[Records that describe figures]
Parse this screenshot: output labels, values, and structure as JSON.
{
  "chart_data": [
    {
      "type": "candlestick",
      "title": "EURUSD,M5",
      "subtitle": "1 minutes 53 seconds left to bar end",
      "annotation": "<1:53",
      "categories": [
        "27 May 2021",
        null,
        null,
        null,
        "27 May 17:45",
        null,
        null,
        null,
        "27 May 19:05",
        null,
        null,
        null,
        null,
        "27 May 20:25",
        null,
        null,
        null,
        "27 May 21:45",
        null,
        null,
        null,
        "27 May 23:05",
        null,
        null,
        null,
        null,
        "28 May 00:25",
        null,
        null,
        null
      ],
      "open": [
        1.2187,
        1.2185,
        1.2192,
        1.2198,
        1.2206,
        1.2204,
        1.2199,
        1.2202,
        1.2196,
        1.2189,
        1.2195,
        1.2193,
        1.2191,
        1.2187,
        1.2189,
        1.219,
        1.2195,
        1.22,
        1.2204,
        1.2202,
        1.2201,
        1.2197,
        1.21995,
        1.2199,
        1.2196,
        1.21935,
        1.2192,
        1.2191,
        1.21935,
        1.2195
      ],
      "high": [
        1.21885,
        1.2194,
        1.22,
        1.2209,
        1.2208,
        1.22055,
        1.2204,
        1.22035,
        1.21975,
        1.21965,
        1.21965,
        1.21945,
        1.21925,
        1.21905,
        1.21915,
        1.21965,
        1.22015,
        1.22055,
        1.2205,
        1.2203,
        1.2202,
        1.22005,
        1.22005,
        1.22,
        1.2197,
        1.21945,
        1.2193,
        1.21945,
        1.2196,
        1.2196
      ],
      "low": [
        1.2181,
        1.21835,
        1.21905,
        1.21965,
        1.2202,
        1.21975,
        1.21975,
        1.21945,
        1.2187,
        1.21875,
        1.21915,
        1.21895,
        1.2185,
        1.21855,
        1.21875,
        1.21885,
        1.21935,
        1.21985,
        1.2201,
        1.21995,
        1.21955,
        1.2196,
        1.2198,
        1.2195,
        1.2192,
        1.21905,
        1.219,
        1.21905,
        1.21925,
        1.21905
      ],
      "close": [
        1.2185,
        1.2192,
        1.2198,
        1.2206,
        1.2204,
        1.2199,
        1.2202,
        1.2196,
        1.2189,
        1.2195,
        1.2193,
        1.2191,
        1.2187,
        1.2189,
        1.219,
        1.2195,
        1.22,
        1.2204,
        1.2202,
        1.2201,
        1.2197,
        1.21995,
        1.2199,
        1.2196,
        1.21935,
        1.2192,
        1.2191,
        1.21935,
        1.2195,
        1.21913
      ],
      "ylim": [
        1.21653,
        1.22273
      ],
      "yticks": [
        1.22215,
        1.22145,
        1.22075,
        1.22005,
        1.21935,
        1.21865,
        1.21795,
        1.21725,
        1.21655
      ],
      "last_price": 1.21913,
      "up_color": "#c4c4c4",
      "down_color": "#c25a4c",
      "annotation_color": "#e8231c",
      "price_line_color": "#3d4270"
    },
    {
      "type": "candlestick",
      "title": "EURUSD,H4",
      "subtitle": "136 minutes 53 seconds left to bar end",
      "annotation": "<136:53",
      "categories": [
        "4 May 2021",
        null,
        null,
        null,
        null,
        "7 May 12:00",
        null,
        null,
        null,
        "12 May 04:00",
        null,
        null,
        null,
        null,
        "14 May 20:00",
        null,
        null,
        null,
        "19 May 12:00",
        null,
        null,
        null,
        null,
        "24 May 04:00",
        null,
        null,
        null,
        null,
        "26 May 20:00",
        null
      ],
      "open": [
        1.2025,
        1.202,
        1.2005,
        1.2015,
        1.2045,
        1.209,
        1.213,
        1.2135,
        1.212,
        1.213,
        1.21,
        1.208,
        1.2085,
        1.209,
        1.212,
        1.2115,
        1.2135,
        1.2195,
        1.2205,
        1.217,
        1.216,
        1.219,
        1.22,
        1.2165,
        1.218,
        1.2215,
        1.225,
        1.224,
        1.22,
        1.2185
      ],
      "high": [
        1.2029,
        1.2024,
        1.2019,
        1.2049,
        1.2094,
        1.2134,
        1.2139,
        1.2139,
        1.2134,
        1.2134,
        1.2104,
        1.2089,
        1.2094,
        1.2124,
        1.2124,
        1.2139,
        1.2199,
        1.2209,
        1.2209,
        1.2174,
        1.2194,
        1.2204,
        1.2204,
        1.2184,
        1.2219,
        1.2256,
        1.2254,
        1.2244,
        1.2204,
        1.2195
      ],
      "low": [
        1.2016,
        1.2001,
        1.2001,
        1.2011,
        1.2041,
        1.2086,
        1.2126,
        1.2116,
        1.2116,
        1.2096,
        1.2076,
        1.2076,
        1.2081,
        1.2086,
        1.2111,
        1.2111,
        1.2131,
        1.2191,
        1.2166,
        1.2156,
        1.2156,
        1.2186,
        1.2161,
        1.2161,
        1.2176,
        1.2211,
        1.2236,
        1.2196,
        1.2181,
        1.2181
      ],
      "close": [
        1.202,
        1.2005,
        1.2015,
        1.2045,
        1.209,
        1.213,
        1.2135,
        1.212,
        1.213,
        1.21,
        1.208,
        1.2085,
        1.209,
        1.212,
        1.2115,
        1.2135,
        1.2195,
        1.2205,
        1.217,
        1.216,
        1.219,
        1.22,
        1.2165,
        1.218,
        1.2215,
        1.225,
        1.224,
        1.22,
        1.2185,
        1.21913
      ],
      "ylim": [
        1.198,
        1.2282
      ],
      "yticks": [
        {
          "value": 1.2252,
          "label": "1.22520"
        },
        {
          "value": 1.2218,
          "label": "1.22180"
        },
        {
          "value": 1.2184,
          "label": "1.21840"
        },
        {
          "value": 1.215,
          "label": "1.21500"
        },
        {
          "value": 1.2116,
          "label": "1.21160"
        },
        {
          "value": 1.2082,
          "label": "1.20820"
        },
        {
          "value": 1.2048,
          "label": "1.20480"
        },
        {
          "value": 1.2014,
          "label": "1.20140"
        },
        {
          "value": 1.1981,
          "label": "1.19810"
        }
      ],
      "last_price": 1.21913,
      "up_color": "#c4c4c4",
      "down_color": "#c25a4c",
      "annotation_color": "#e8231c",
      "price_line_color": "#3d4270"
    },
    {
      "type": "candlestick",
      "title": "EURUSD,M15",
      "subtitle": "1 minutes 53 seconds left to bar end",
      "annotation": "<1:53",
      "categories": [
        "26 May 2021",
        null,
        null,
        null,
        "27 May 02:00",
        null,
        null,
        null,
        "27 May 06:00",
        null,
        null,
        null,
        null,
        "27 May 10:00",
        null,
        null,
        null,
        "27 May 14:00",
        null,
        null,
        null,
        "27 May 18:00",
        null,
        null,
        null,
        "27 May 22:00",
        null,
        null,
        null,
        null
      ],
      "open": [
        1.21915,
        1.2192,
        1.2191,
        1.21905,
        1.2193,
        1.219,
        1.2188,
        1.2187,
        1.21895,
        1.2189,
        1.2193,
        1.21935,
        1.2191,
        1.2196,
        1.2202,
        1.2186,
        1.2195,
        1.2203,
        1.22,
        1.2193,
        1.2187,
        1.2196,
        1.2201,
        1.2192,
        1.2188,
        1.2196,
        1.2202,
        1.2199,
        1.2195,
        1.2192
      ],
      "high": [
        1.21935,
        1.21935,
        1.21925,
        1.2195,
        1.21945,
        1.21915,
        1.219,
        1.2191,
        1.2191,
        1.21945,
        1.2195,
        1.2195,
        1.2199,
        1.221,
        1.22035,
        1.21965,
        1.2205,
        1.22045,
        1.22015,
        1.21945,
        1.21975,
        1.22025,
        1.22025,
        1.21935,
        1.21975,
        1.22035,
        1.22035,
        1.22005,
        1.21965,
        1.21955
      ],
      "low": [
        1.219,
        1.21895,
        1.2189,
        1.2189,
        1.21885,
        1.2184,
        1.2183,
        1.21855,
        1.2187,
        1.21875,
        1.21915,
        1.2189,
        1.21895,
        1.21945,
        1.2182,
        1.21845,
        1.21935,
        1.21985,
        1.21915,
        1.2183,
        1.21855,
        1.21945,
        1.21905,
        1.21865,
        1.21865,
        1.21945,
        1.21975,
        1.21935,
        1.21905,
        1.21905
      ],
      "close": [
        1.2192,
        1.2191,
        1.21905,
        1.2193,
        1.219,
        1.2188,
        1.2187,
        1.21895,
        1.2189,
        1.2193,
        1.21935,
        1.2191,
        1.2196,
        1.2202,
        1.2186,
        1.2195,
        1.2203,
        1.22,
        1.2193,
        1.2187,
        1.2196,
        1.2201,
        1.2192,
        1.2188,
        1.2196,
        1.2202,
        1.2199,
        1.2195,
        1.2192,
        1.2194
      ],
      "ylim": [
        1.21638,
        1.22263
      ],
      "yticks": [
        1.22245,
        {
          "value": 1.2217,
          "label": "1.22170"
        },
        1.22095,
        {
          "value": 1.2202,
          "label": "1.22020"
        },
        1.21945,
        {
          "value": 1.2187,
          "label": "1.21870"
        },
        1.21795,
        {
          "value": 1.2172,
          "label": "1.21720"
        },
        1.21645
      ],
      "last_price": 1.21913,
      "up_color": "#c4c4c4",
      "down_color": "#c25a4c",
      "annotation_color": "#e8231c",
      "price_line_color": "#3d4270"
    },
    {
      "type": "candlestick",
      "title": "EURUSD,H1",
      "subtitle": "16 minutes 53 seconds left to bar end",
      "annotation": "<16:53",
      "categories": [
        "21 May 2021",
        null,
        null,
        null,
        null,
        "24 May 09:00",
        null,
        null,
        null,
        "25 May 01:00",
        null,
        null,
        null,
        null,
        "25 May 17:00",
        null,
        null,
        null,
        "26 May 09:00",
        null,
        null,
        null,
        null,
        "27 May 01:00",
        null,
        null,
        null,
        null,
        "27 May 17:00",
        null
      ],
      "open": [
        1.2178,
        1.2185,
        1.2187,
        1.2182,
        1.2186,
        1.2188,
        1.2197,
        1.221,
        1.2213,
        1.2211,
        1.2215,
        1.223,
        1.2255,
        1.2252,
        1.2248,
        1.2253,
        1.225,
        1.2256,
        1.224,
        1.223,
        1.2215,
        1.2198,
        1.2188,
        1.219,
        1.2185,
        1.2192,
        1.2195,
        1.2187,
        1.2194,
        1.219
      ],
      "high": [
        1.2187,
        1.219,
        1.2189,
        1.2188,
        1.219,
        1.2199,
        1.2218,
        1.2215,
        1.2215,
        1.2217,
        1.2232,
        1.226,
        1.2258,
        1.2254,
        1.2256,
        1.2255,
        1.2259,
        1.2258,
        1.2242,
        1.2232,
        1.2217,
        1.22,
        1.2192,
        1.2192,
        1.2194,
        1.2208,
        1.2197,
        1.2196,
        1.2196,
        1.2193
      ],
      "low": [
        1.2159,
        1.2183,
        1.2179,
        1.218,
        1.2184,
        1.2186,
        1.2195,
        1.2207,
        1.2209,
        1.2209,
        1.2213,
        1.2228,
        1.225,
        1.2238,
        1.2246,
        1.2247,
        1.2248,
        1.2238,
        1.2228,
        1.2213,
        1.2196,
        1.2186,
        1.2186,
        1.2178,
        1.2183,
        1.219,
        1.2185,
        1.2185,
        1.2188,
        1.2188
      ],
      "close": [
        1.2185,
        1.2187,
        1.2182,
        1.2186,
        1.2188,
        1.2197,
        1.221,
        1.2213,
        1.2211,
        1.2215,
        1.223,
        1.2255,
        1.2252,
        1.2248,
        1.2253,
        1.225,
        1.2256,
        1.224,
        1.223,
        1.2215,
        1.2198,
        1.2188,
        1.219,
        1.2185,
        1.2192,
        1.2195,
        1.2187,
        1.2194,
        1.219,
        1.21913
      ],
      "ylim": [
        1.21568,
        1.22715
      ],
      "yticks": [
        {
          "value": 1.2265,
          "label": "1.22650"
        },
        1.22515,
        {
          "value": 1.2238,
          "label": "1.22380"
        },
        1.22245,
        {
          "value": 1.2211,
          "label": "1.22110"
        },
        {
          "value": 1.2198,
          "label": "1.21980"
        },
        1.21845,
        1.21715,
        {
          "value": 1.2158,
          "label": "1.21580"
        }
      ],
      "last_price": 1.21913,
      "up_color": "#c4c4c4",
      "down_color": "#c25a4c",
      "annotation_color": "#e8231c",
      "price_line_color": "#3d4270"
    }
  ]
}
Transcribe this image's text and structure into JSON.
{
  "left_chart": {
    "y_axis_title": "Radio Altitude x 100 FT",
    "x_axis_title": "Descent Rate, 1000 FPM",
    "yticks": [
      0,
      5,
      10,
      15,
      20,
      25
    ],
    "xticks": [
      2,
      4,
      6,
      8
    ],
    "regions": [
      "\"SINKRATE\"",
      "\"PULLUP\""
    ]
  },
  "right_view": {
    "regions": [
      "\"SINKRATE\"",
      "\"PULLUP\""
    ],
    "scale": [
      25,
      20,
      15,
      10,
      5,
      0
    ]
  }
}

■ **Challenge**: Go through the records and pull out each line that includes the word "JSON".

■ **Answer for this exercise**:
Parse this screenshot: output labels, values, and structure as JSON.
Transcribe this image's text and structure into JSON.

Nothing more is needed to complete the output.